- **Work to complete**: Gather the lines that hold the string "button".

####################

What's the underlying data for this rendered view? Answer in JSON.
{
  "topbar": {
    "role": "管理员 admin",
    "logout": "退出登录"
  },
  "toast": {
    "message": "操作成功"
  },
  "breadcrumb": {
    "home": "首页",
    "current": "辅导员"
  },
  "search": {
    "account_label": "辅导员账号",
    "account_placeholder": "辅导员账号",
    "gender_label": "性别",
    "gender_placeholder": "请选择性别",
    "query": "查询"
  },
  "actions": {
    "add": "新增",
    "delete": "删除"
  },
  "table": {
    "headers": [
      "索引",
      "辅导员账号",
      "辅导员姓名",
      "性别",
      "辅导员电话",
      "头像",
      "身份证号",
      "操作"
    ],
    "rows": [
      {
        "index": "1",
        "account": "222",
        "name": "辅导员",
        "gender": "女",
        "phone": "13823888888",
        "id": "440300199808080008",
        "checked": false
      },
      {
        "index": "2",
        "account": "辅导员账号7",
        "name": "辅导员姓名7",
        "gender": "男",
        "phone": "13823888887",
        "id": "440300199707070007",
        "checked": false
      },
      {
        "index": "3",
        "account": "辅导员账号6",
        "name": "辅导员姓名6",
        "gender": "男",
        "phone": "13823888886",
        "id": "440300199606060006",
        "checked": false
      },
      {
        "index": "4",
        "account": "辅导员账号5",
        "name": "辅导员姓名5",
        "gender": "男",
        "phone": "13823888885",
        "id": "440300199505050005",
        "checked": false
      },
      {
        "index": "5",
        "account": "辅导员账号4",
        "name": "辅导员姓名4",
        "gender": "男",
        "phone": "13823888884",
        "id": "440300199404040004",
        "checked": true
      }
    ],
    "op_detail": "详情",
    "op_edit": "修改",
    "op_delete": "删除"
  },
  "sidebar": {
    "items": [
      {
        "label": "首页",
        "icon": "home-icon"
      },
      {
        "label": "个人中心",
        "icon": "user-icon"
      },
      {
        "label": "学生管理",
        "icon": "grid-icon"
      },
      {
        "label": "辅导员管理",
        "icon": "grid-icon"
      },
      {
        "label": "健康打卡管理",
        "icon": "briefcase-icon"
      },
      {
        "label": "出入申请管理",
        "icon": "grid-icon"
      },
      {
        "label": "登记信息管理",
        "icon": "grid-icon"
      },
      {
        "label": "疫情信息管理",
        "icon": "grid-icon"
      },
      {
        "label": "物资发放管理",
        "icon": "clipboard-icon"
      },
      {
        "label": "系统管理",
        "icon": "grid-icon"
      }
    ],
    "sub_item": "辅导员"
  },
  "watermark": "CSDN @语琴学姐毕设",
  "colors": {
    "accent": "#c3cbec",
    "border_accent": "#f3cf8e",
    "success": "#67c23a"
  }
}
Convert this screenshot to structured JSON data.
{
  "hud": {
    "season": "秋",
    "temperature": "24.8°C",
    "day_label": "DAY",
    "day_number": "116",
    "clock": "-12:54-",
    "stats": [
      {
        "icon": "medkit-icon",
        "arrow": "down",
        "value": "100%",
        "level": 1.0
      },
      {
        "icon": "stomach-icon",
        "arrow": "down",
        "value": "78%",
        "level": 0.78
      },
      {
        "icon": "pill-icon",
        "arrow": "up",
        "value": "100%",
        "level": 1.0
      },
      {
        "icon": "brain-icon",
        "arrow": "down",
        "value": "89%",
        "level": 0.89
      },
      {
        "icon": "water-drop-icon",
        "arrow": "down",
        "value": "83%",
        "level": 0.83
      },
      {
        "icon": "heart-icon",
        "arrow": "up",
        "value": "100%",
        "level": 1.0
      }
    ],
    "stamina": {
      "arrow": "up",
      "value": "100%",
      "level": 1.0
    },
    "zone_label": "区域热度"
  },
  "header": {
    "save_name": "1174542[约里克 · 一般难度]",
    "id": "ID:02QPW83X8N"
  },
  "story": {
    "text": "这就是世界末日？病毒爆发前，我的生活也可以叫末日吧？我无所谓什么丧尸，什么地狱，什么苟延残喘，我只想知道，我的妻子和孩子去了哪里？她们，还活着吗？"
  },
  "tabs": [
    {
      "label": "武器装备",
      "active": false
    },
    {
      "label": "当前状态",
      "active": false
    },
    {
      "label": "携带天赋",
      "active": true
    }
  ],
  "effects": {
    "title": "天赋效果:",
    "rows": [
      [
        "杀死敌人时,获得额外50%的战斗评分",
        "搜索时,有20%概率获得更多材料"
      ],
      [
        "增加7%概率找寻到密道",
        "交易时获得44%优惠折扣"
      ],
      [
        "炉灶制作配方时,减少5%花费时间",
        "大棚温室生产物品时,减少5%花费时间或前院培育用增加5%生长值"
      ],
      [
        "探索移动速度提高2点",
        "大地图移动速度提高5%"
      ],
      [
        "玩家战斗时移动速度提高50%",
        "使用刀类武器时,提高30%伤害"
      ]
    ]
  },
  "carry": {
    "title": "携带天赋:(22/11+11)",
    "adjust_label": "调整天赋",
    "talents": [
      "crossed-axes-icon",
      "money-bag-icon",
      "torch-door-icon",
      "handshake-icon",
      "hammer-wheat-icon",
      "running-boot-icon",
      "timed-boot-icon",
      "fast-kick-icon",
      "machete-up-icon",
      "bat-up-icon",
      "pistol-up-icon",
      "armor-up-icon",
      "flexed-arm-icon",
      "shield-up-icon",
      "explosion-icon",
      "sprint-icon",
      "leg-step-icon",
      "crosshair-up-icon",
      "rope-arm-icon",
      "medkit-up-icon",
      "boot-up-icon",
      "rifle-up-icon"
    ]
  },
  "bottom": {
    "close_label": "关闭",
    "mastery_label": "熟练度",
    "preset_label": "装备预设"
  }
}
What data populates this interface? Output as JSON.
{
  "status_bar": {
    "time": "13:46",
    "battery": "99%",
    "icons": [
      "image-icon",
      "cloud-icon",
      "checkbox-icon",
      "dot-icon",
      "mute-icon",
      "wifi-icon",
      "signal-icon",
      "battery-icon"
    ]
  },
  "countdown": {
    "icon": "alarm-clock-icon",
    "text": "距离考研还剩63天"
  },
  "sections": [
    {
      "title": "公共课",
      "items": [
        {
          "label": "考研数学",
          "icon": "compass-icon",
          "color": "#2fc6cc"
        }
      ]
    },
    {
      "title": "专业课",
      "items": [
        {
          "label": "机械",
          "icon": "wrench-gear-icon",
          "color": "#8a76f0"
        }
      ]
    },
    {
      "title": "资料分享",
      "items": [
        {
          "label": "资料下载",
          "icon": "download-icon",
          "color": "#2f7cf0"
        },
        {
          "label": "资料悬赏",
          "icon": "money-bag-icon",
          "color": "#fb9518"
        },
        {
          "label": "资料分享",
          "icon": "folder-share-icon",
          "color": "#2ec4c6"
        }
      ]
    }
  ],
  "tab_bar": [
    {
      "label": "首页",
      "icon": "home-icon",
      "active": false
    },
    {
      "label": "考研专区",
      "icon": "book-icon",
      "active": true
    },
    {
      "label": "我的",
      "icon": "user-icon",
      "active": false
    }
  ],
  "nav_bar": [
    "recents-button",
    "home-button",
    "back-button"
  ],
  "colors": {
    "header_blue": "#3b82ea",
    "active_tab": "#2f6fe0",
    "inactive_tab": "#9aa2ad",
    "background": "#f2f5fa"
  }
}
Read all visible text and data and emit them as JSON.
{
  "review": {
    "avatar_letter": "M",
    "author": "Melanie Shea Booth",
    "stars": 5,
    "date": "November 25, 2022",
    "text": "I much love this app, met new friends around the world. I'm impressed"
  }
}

####################

- **Result for this task**:
    "recents-button",
    "home-button",
    "back-button"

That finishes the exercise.